> **TASK TO CARRY OUT**
Transcribe the listing exactly, leaving out every picture.

------------------------------------------------------------

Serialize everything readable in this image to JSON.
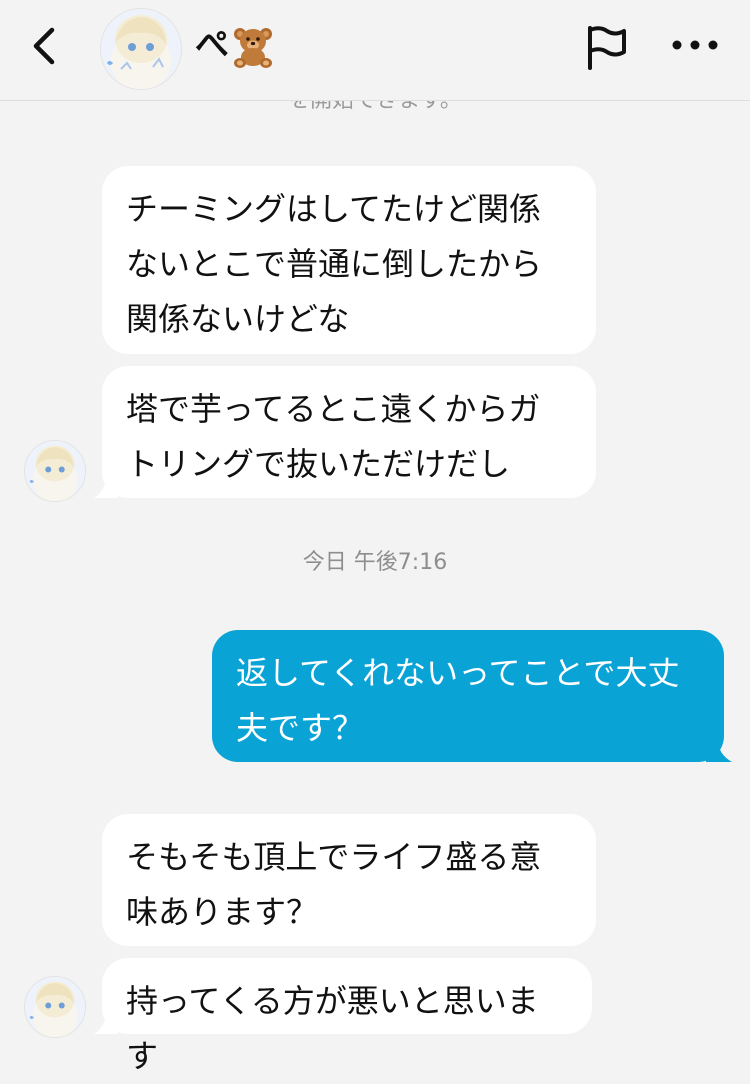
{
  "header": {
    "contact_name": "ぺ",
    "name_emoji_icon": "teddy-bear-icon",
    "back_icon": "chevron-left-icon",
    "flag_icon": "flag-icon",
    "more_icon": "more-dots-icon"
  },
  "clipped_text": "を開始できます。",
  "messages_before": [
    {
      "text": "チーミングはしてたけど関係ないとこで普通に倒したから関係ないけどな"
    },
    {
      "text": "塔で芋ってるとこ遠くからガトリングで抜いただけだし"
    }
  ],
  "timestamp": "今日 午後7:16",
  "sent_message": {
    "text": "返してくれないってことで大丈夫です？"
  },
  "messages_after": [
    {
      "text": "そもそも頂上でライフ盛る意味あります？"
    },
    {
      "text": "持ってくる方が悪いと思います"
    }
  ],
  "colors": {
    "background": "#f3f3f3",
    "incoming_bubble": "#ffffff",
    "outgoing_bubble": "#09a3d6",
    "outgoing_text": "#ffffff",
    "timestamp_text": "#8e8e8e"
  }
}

------------------------------------------------------------

> **RESULT OF THIS TASK**
Serialize everything readable in this image to JSON.
{
  "header": {
    "contact_name": "ぺ",
    "name_emoji_icon": "teddy-bear-icon",
    "back_icon": "chevron-left-icon",
    "flag_icon": "flag-icon",
    "more_icon": "more-dots-icon"
  },
  "clipped_text": "を開始できます。",
  "messages_before": [
    {
      "text": "チーミングはしてたけど関係ないとこで普通に倒したから関係ないけどな"
    },
    {
      "text": "塔で芋ってるとこ遠くからガトリングで抜いただけだし"
    }
  ],
  "timestamp": "今日 午後7:16",
  "sent_message": {
    "text": "返してくれないってことで大丈夫です？"
  },
  "messages_after": [
    {
      "text": "そもそも頂上でライフ盛る意味あります？"
    },
    {
      "text": "持ってくる方が悪いと思います"
    }
  ],
  "colors": {
    "background": "#f3f3f3",
    "incoming_bubble": "#ffffff",
    "outgoing_bubble": "#09a3d6",
    "outgoing_text": "#ffffff",
    "timestamp_text": "#8e8e8e"
  }
}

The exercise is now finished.